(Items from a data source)
****************

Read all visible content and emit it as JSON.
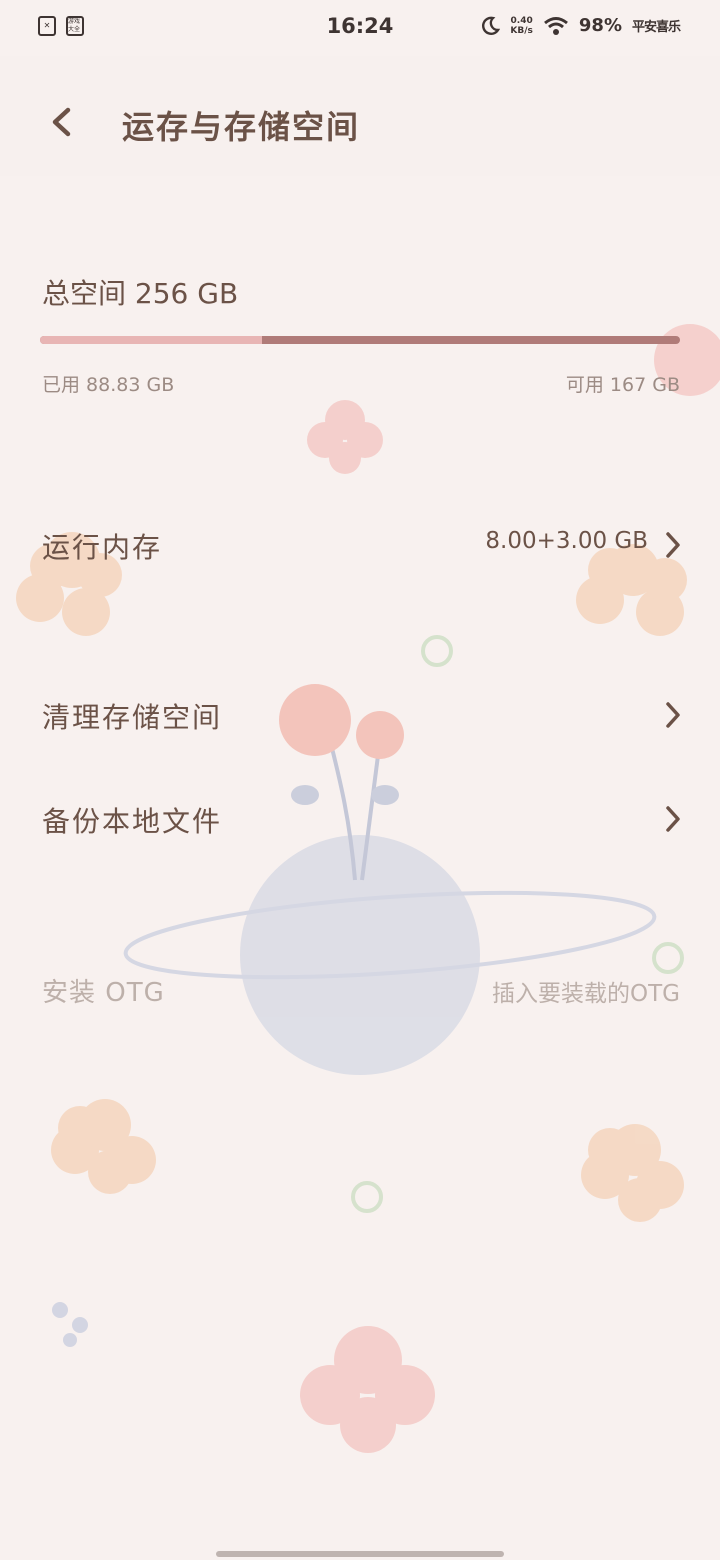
{
  "status_bar": {
    "time": "16:24",
    "left_icons": [
      "sim-off-icon",
      "game-icon"
    ],
    "game_icon_text": "游戏大全",
    "moon_icon": "moon-icon",
    "net_speed_value": "0.40",
    "net_speed_unit": "KB/s",
    "wifi_icon": "wifi-icon",
    "battery": "98%",
    "tag": "平安喜乐"
  },
  "header": {
    "title": "运存与存储空间",
    "back_icon": "chevron-left-icon"
  },
  "storage": {
    "total_label": "总空间 256 GB",
    "used_label": "已用 88.83 GB",
    "available_label": "可用 167 GB",
    "used_fraction": 0.347,
    "bar_used_color": "#e8b5b4",
    "bar_free_color": "#b07b78"
  },
  "items": [
    {
      "label": "运行内存",
      "value": "8.00+3.00 GB"
    },
    {
      "label": "清理存储空间",
      "value": ""
    },
    {
      "label": "备份本地文件",
      "value": ""
    }
  ],
  "otg": {
    "label": "安装 OTG",
    "value": "插入要装载的OTG"
  },
  "colors": {
    "text_primary": "#6b5247",
    "text_secondary": "#9c8b84",
    "text_disabled": "#bdb0aa"
  }
}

****************

◆ **Problem description**
Can you repeat every record above exactly, apart from the pictures?

◆ **The result**
Read all visible content and emit it as JSON.
{
  "status_bar": {
    "time": "16:24",
    "left_icons": [
      "sim-off-icon",
      "game-icon"
    ],
    "game_icon_text": "游戏大全",
    "moon_icon": "moon-icon",
    "net_speed_value": "0.40",
    "net_speed_unit": "KB/s",
    "wifi_icon": "wifi-icon",
    "battery": "98%",
    "tag": "平安喜乐"
  },
  "header": {
    "title": "运存与存储空间",
    "back_icon": "chevron-left-icon"
  },
  "storage": {
    "total_label": "总空间 256 GB",
    "used_label": "已用 88.83 GB",
    "available_label": "可用 167 GB",
    "used_fraction": 0.347,
    "bar_used_color": "#e8b5b4",
    "bar_free_color": "#b07b78"
  },
  "items": [
    {
      "label": "运行内存",
      "value": "8.00+3.00 GB"
    },
    {
      "label": "清理存储空间",
      "value": ""
    },
    {
      "label": "备份本地文件",
      "value": ""
    }
  ],
  "otg": {
    "label": "安装 OTG",
    "value": "插入要装载的OTG"
  },
  "colors": {
    "text_primary": "#6b5247",
    "text_secondary": "#9c8b84",
    "text_disabled": "#bdb0aa"
  }
}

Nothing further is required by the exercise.